• SUPPLIED MATERIAL:
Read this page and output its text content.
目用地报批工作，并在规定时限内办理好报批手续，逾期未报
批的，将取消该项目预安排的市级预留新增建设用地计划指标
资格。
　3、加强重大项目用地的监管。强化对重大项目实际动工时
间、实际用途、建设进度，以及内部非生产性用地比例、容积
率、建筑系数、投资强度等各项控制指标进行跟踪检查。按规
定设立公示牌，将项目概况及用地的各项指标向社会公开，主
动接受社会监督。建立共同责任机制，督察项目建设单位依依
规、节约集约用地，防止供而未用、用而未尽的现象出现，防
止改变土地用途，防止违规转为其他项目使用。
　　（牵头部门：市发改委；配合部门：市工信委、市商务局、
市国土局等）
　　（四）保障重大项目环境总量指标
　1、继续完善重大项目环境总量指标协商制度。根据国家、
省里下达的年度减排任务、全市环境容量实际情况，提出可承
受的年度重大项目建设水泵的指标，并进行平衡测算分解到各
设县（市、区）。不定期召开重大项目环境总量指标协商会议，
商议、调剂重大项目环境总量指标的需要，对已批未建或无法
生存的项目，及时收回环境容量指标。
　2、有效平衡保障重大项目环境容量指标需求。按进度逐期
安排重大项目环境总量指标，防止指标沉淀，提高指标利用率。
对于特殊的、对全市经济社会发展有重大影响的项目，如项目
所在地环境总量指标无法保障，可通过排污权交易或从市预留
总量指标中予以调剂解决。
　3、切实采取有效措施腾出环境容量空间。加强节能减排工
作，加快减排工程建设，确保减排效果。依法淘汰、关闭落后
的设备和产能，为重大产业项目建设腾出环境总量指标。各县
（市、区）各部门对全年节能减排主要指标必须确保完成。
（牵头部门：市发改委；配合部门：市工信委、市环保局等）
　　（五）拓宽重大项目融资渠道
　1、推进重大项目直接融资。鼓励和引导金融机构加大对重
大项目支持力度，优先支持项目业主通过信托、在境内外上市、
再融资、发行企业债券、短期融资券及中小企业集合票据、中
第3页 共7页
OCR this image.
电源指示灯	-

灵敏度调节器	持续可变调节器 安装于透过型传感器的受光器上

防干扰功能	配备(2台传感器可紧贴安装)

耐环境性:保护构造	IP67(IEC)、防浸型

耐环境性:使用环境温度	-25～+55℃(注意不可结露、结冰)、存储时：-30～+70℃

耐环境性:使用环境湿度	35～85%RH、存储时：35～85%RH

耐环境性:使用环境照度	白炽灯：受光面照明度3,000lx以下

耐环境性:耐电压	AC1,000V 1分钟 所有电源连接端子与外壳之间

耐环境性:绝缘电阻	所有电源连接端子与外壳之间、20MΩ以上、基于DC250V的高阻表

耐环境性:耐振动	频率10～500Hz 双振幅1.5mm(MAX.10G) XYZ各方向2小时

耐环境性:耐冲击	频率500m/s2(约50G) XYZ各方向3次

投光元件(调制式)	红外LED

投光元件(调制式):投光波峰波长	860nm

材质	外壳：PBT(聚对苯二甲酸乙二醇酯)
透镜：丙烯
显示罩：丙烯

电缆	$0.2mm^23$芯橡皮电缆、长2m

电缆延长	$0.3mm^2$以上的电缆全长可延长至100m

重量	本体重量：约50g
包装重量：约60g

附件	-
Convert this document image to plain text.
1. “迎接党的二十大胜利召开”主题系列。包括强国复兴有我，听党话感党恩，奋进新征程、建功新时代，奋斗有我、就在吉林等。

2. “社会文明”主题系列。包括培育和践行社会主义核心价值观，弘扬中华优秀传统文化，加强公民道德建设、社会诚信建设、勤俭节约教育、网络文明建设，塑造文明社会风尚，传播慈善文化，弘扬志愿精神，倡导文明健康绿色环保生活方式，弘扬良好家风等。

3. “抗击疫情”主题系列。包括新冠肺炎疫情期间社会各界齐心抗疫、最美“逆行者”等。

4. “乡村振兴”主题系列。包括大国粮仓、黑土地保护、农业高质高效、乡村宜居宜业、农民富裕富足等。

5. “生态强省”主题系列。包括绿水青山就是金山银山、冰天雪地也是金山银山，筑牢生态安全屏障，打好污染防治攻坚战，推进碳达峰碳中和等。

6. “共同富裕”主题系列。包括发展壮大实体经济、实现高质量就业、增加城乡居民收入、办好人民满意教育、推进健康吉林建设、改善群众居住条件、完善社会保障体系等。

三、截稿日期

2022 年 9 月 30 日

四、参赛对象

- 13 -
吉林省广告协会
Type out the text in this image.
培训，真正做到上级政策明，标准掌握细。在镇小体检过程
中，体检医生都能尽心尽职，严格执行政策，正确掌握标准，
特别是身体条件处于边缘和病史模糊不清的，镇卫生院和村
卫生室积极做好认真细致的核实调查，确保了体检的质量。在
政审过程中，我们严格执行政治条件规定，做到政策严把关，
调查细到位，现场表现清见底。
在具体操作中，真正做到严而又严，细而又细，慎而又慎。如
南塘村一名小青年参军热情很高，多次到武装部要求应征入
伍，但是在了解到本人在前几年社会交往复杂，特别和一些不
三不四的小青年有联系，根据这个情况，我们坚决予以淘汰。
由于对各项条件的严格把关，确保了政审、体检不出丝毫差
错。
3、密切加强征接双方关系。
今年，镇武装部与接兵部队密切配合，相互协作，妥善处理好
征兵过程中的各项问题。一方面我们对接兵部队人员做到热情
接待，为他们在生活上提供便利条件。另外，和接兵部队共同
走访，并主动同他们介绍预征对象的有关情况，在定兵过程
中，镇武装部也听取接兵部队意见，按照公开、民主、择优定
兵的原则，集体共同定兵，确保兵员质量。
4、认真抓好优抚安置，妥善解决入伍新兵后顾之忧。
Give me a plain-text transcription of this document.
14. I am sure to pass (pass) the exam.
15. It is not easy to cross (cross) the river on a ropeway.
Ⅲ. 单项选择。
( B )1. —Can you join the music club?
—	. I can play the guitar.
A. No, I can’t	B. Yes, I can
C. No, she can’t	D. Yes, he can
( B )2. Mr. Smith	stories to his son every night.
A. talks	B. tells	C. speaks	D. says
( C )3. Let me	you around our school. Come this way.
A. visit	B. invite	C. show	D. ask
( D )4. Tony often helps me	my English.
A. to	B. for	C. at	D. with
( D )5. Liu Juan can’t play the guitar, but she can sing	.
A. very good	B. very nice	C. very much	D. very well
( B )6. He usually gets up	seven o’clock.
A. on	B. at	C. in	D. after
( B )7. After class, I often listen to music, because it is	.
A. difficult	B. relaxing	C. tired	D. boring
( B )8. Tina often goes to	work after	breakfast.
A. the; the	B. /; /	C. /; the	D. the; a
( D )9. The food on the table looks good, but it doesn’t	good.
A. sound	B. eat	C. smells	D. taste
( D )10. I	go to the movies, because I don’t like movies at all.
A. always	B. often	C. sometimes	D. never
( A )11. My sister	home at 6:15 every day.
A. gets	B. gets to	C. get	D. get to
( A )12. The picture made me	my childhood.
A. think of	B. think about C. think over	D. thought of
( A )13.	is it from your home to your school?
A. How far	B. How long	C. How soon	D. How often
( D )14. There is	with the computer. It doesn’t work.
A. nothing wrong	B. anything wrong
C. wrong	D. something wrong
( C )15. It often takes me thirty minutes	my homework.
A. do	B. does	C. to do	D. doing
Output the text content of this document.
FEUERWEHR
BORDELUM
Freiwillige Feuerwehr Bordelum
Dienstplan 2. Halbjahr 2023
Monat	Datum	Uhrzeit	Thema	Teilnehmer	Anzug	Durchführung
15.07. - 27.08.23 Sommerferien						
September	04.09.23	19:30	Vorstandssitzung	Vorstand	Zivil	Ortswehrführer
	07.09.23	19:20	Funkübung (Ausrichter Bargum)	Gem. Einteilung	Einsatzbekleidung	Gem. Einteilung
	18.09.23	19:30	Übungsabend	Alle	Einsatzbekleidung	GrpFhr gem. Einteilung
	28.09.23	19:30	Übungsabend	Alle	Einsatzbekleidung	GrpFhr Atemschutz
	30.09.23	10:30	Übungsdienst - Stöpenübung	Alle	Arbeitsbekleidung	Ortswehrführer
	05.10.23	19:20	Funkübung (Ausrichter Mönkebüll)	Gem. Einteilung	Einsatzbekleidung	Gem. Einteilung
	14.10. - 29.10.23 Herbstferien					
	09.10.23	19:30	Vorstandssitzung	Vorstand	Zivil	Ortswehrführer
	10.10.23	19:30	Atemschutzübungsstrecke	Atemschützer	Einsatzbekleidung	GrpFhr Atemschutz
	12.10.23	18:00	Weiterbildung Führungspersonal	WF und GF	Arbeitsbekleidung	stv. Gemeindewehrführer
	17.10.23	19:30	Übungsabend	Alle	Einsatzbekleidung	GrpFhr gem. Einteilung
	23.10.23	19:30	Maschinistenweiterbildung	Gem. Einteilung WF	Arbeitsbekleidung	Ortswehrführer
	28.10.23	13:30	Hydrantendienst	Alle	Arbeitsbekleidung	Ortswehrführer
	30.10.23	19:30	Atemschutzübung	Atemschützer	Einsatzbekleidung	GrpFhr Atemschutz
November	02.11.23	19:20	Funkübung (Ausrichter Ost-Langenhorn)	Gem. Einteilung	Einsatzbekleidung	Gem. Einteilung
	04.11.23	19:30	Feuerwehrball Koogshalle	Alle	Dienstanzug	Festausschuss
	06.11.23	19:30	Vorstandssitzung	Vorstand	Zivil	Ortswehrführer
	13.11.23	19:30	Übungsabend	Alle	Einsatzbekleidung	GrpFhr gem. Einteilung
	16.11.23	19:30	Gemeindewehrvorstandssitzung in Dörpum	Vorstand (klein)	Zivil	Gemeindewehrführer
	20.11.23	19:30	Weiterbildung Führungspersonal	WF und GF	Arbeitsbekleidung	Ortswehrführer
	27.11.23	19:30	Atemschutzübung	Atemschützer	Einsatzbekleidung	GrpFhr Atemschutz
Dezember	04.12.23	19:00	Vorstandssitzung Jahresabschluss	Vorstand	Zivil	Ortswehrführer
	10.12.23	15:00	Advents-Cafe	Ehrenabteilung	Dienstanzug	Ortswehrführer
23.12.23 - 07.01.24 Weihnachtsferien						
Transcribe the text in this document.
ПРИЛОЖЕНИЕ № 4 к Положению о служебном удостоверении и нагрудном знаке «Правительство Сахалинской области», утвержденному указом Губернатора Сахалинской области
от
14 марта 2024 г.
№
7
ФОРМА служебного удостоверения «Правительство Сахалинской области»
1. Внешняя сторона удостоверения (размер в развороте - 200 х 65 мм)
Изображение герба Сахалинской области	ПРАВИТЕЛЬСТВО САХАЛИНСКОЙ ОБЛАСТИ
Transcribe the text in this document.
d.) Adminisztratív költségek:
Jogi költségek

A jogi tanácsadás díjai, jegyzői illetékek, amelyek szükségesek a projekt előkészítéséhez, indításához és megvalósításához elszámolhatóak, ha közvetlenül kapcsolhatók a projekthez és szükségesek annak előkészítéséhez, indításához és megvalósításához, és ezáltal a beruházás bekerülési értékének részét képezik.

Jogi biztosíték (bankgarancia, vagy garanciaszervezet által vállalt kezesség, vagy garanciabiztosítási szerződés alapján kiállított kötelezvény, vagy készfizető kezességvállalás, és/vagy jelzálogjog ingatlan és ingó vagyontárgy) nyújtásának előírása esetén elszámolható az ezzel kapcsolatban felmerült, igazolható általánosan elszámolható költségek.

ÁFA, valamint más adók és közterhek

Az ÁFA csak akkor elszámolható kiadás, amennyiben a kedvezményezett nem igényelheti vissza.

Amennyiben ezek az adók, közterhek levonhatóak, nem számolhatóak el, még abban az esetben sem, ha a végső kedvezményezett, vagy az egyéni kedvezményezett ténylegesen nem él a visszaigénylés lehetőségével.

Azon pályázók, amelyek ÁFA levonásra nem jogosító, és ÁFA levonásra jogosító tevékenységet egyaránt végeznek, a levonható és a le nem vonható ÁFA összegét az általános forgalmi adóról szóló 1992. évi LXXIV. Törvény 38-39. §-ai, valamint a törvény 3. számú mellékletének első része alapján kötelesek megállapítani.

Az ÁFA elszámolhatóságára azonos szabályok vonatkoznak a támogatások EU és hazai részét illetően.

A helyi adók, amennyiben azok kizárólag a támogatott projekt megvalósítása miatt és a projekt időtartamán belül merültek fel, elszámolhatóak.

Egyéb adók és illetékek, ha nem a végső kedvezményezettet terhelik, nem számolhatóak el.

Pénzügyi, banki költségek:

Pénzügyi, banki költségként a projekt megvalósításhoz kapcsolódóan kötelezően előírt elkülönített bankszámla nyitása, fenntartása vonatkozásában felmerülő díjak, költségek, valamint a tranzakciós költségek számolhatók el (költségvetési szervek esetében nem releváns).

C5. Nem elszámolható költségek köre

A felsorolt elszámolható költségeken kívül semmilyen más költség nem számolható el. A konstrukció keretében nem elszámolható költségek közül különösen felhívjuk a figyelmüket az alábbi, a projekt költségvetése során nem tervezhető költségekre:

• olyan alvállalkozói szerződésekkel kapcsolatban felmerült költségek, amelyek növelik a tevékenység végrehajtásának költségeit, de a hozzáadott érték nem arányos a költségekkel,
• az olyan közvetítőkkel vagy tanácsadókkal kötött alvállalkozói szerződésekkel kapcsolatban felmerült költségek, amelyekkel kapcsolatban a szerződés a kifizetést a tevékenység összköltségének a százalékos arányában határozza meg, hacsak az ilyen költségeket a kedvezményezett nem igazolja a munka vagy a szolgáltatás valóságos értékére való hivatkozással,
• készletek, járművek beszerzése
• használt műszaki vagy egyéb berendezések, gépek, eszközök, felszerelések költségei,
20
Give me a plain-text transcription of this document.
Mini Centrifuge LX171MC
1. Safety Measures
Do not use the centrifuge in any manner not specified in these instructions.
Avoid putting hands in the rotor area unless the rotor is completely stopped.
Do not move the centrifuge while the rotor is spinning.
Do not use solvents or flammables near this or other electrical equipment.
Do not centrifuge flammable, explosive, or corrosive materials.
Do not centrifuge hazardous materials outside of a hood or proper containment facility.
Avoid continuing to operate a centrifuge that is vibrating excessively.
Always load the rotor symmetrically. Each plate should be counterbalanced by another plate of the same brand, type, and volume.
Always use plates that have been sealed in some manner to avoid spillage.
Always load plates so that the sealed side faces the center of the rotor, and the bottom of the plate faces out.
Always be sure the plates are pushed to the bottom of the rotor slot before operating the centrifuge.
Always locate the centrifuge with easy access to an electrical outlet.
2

• EXERCISE INSTRUCTIONS: Copy each line from the data above that includes "felmerült".

• CORRECT RESULT:
Jogi biztosíték (bankgarancia, vagy garanciaszervezet által vállalt kezesség, vagy garanciabiztosítási szerződés alapján kiállított kötelezvény, vagy készfizető kezességvállalás, és/vagy jelzálogjog ingatlan és ingó vagyontárgy) nyújtásának előírása esetén elszámolható az ezzel kapcsolatban felmerült, igazolható általánosan elszámolható költségek.
• olyan alvállalkozói szerződésekkel kapcsolatban felmerült költségek, amelyek növelik a tevékenység végrehajtásának költségeit, de a hozzáadott érték nem arányos a költségekkel,
• az olyan közvetítőkkel vagy tanácsadókkal kötött alvállalkozói szerződésekkel kapcsolatban felmerült költségek, amelyekkel kapcsolatban a szerződés a kifizetést a tevékenység összköltségének a százalékos arányában határozza meg, hacsak az ilyen költségeket a kedvezményezett nem igazolja a munka vagy a szolgáltatás valóságos értékére való hivatkozással,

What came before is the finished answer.